Prompt: Copy every line of the following data that includes the string "YOUNG".

===== Exercise inputs

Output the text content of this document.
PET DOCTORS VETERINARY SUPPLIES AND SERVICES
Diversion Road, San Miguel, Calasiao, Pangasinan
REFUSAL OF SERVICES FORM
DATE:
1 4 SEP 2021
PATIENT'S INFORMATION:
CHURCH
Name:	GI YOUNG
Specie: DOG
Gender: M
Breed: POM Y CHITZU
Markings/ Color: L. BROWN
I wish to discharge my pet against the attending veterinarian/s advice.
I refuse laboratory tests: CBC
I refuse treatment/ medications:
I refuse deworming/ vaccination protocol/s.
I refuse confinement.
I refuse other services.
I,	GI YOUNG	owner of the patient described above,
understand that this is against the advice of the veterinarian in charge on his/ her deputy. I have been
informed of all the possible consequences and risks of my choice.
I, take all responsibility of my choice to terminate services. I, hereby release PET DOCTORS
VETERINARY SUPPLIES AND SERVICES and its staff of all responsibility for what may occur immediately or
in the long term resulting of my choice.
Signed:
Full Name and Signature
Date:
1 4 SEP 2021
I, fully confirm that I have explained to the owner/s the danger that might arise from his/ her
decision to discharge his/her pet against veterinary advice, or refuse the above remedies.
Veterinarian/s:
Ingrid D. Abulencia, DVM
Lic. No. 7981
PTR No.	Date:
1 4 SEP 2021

==========
===== Exercise inputs

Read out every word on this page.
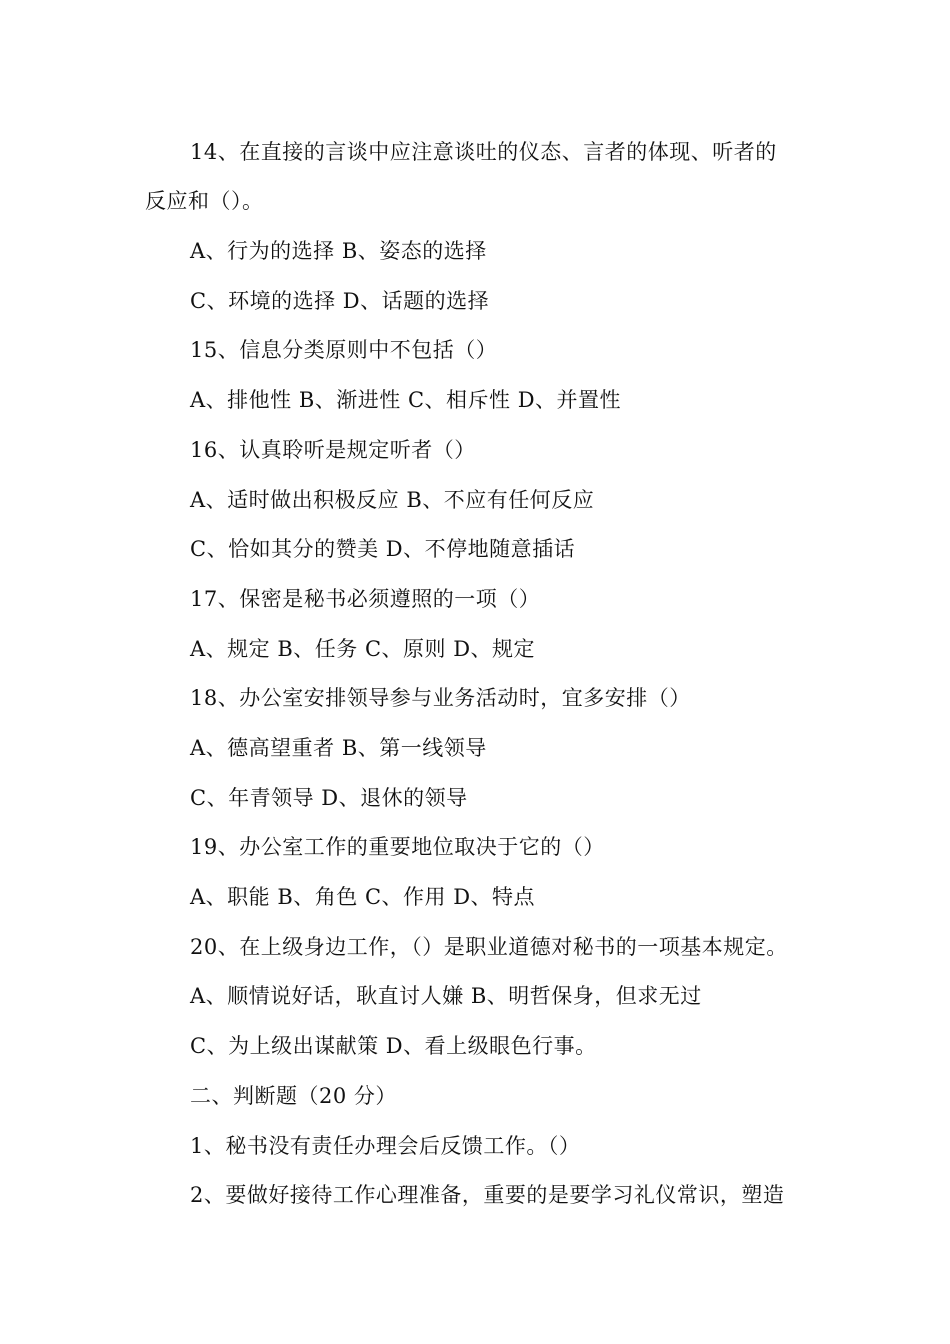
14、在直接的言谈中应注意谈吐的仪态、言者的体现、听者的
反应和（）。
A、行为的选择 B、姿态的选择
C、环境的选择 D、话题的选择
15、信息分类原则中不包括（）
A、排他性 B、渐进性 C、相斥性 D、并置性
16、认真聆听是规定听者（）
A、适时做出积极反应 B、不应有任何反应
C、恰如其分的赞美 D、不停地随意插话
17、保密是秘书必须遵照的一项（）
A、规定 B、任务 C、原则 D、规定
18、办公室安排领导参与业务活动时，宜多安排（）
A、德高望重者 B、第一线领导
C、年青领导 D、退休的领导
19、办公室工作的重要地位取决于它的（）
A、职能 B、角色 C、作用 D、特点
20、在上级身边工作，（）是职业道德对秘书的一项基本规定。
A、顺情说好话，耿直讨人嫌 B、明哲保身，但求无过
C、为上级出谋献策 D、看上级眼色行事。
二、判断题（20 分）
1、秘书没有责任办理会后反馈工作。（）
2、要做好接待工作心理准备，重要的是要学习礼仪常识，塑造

==========

Answer for the task:
Name:	GI YOUNG
I,	GI YOUNG	owner of the patient described above,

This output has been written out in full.